# Goal
Extract all lines that hold "screenshot" from the records below.
***** Dataset content *****
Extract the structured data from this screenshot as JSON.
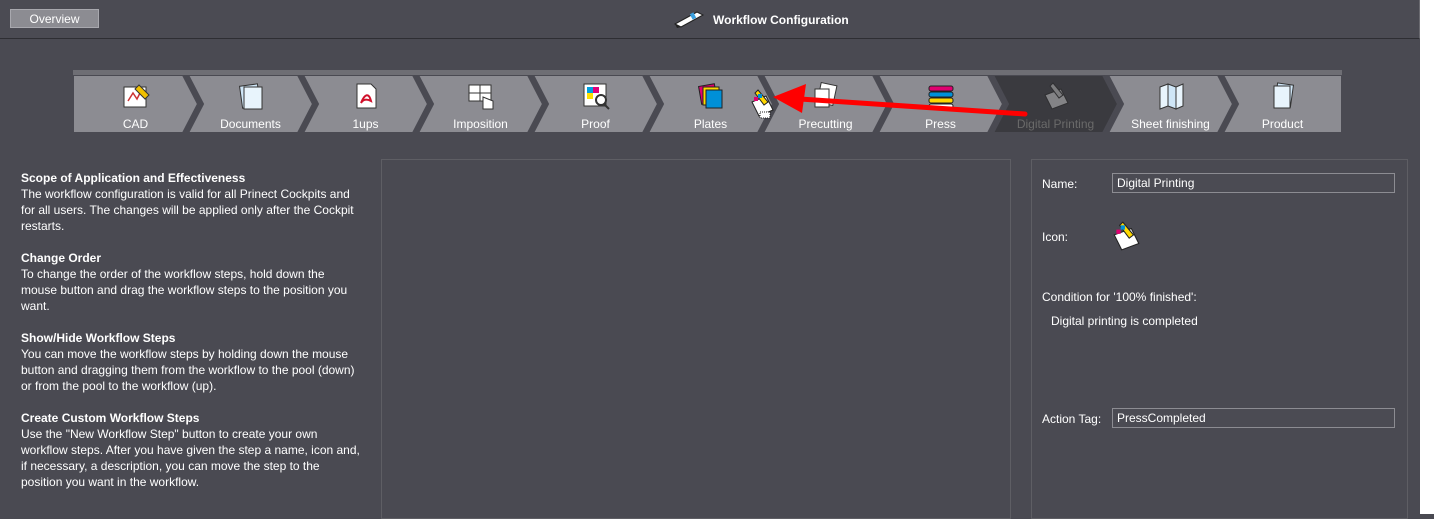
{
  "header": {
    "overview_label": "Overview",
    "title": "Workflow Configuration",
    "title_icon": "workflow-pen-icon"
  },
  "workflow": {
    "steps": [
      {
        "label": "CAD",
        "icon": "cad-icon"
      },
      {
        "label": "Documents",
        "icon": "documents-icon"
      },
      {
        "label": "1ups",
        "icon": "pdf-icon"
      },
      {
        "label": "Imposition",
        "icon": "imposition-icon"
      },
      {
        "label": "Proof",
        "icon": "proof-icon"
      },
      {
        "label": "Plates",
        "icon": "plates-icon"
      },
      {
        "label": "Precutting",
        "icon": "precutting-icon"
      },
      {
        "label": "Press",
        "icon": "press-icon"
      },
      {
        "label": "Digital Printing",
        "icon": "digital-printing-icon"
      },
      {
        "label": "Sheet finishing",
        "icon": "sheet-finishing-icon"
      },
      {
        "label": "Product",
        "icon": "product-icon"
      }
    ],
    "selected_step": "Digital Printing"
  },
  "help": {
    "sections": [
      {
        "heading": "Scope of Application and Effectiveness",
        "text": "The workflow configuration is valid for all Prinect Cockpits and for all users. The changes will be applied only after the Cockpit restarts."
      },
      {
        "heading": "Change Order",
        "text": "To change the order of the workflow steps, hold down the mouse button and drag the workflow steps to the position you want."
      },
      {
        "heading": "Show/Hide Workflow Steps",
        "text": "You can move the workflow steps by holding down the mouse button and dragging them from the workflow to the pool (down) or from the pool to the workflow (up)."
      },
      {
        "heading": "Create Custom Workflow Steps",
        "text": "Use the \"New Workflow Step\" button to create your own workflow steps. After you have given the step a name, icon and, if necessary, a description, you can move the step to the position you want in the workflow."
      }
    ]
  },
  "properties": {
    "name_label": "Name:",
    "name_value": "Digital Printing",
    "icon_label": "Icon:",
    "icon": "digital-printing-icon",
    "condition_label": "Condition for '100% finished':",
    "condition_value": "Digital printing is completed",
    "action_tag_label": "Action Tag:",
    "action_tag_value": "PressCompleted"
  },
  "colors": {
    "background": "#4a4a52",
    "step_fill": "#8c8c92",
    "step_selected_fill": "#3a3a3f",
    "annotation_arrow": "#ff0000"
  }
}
*****
***** Dataset content *****
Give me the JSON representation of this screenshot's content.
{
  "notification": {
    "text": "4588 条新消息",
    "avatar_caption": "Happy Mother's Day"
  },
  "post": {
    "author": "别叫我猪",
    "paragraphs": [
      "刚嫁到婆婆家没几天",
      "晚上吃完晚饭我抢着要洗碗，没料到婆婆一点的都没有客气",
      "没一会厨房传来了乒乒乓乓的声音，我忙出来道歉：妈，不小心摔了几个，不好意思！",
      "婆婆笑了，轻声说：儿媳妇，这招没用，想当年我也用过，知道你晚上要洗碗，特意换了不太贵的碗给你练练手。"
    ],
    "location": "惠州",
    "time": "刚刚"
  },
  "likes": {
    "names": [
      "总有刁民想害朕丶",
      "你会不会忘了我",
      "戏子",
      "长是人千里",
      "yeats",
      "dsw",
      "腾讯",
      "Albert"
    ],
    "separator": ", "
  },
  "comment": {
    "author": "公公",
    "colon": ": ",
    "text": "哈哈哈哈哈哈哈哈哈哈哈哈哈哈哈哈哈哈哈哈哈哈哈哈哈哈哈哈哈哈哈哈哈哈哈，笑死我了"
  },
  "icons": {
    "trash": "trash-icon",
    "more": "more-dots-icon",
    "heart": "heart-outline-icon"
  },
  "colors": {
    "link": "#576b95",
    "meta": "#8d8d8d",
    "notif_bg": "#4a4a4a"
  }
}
*****
# Finished exercise
Extract the structured data from this screenshot as JSON.
Give me the JSON representation of this screenshot's content.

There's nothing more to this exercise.